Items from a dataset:
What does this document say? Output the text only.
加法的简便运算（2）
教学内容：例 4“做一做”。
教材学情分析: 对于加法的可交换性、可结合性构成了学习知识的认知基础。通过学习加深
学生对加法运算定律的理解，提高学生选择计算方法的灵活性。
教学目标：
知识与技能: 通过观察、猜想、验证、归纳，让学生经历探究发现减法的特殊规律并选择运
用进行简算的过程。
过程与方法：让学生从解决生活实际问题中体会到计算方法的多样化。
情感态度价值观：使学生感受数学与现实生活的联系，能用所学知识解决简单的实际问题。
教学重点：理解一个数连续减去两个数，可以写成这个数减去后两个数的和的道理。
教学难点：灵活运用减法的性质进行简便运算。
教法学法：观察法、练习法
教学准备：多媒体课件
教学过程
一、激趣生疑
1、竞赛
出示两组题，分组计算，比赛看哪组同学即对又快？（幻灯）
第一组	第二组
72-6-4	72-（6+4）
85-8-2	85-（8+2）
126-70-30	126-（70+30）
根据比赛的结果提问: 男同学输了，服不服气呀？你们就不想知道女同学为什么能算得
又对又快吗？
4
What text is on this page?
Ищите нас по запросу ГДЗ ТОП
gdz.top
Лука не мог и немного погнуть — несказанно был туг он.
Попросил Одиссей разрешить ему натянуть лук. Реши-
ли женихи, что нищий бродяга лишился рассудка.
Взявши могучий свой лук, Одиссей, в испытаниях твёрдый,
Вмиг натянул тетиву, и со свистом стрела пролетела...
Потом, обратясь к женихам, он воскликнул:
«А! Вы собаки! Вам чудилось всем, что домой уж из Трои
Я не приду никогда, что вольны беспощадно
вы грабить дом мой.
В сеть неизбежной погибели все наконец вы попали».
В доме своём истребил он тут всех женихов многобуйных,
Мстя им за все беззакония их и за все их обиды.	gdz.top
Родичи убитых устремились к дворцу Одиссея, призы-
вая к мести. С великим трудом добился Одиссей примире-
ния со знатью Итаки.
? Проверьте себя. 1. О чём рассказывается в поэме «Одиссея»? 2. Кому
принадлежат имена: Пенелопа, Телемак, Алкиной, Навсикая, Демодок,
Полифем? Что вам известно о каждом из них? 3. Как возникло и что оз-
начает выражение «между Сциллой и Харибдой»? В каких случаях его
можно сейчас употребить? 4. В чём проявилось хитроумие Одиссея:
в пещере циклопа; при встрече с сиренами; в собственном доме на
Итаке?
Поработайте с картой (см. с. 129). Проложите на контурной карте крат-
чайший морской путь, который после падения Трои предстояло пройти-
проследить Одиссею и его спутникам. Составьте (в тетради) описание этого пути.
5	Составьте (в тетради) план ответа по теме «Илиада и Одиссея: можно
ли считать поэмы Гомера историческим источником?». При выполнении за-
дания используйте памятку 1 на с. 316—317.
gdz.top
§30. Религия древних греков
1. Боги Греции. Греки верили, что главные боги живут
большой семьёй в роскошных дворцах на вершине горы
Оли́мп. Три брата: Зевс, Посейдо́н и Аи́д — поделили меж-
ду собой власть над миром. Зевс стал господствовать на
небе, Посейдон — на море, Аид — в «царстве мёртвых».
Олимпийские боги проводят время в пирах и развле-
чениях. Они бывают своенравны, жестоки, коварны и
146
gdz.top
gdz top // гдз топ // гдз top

OBJECTIVE:
Quote the listing in full, please, keeping every line exact.

REPLY:
What does this document say? Output the text only.
加法的简便运算（2）
教学内容：例 4“做一做”。
教材学情分析: 对于加法的可交换性、可结合性构成了学习知识的认知基础。通过学习加深
学生对加法运算定律的理解，提高学生选择计算方法的灵活性。
教学目标：
知识与技能: 通过观察、猜想、验证、归纳，让学生经历探究发现减法的特殊规律并选择运
用进行简算的过程。
过程与方法：让学生从解决生活实际问题中体会到计算方法的多样化。
情感态度价值观：使学生感受数学与现实生活的联系，能用所学知识解决简单的实际问题。
教学重点：理解一个数连续减去两个数，可以写成这个数减去后两个数的和的道理。
教学难点：灵活运用减法的性质进行简便运算。
教法学法：观察法、练习法
教学准备：多媒体课件
教学过程
一、激趣生疑
1、竞赛
出示两组题，分组计算，比赛看哪组同学即对又快？（幻灯）
第一组	第二组
72-6-4	72-（6+4）
85-8-2	85-（8+2）
126-70-30	126-（70+30）
根据比赛的结果提问: 男同学输了，服不服气呀？你们就不想知道女同学为什么能算得
又对又快吗？
4
What text is on this page?
Ищите нас по запросу ГДЗ ТОП
gdz.top
Лука не мог и немного погнуть — несказанно был туг он.
Попросил Одиссей разрешить ему натянуть лук. Реши-
ли женихи, что нищий бродяга лишился рассудка.
Взявши могучий свой лук, Одиссей, в испытаниях твёрдый,
Вмиг натянул тетиву, и со свистом стрела пролетела...
Потом, обратясь к женихам, он воскликнул:
«А! Вы собаки! Вам чудилось всем, что домой уж из Трои
Я не приду никогда, что вольны беспощадно
вы грабить дом мой.
В сеть неизбежной погибели все наконец вы попали».
В доме своём истребил он тут всех женихов многобуйных,
Мстя им за все беззакония их и за все их обиды.	gdz.top
Родичи убитых устремились к дворцу Одиссея, призы-
вая к мести. С великим трудом добился Одиссей примире-
ния со знатью Итаки.
? Проверьте себя. 1. О чём рассказывается в поэме «Одиссея»? 2. Кому
принадлежат имена: Пенелопа, Телемак, Алкиной, Навсикая, Демодок,
Полифем? Что вам известно о каждом из них? 3. Как возникло и что оз-
начает выражение «между Сциллой и Харибдой»? В каких случаях его
можно сейчас употребить? 4. В чём проявилось хитроумие Одиссея:
в пещере циклопа; при встрече с сиренами; в собственном доме на
Итаке?
Поработайте с картой (см. с. 129). Проложите на контурной карте крат-
чайший морской путь, который после падения Трои предстояло пройти-
проследить Одиссею и его спутникам. Составьте (в тетради) описание этого пути.
5	Составьте (в тетради) план ответа по теме «Илиада и Одиссея: можно
ли считать поэмы Гомера историческим источником?». При выполнении за-
дания используйте памятку 1 на с. 316—317.
gdz.top
§30. Религия древних греков
1. Боги Греции. Греки верили, что главные боги живут
большой семьёй в роскошных дворцах на вершине горы
Оли́мп. Три брата: Зевс, Посейдо́н и Аи́д — поделили меж-
ду собой власть над миром. Зевс стал господствовать на
небе, Посейдон — на море, Аид — в «царстве мёртвых».
Олимпийские боги проводят время в пирах и развле-
чениях. Они бывают своенравны, жестоки, коварны и
146
gdz.top
gdz top // гдз топ // гдз top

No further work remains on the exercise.